**Source text:**
Thank you so much! I’ll let you know how it turns out. 🙂
I’ve been using this recipe with success, however, the last time I used it the tops were so sticky and I had a little accident with one layer after torting it – I made the mistake of laying the sticky side down and then it stuck to the foil where I laid it while I filled the other layers.
I’ve always torted this cake and the tops have never been this sticky. What do you think made it sticky? I have to make a wedding cake and would like to use this recipe again but would like to avoid the stickiness.
Hi Ana. If you refrigerate the cake before torting, the crust on the top can get a bit sticky. Especially if it was wrapped while still warm. What I do is unwrap the cake and peel off the sticky layer on top. Next time, if it sticks to the foil just put it in the refrigerator and let it get cold. Take it out and flip it over so the foil is on top. It should be easy to peel away the foil before flipping it back over. Since this cake gets firm when chilled (because of the butter) it’s super easy to handle when it’s cold. Also, I always use parchment paper instead of foil because it’s less sticky. Good luck and let me know if you have any other questions. Eileen
Hi thanks for your response. I froze the cake and the foil was just the outer layer that I happened to place the cake on after torting it. To freeze I wrap in plastic wrap and then again in foil.

**Source information:**
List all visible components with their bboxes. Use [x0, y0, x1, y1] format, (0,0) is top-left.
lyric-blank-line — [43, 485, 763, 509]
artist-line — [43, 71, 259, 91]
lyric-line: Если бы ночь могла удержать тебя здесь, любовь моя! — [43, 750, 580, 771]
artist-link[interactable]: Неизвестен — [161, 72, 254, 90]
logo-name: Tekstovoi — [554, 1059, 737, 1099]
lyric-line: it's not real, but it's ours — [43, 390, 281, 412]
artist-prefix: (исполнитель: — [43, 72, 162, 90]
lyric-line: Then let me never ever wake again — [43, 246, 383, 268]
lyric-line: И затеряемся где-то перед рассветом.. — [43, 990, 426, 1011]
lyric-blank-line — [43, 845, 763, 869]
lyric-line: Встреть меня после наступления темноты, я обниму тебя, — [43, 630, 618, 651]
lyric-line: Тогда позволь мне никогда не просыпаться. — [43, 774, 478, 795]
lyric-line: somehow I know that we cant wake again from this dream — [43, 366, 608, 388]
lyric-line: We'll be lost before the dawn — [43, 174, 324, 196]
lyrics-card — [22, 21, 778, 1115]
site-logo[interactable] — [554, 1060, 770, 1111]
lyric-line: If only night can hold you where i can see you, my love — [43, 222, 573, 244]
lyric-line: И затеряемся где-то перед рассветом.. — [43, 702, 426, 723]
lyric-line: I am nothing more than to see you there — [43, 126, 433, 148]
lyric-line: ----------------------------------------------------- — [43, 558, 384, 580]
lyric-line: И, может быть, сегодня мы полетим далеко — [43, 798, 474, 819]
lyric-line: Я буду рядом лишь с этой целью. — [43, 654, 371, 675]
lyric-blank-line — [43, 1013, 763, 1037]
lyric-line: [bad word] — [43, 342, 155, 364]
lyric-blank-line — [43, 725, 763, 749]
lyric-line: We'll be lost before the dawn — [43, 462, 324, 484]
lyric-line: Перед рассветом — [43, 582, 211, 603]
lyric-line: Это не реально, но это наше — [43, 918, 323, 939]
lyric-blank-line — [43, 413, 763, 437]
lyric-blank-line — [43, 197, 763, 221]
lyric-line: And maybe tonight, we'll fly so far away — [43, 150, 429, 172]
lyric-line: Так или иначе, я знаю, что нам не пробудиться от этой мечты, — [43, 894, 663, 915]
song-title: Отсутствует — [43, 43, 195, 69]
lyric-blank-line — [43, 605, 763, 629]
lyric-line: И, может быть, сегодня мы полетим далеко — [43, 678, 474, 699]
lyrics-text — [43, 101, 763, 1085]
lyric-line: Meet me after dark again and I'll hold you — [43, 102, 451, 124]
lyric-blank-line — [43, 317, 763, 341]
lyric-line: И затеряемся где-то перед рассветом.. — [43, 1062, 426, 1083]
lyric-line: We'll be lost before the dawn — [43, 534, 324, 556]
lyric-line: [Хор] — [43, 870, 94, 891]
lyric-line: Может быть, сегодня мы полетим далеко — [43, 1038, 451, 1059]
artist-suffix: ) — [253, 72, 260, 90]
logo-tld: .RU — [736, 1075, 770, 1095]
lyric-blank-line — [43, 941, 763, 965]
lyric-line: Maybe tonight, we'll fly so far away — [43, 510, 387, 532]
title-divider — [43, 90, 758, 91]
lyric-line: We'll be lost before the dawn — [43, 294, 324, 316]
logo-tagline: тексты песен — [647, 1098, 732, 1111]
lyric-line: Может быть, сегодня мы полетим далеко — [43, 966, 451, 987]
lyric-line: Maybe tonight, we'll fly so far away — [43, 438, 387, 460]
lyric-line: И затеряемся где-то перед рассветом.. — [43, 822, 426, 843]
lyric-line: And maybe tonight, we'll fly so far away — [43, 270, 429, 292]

**Task instructions:**
[A] From the cake discussion, reproduce word for word the passage between "I’ve always torted" and "avoid the stickiness.", inclusive.
[B] In the cake discussion, what does Eileen always use in place of foil, and why?

**Solutions below:**
[A]
I’ve always torted this cake and the tops have never been this sticky. What do you think made it sticky? I have to make a wedding cake and would like to use this recipe again but would like to avoid the stickiness.

[B] Parchment paper, because it is less sticky.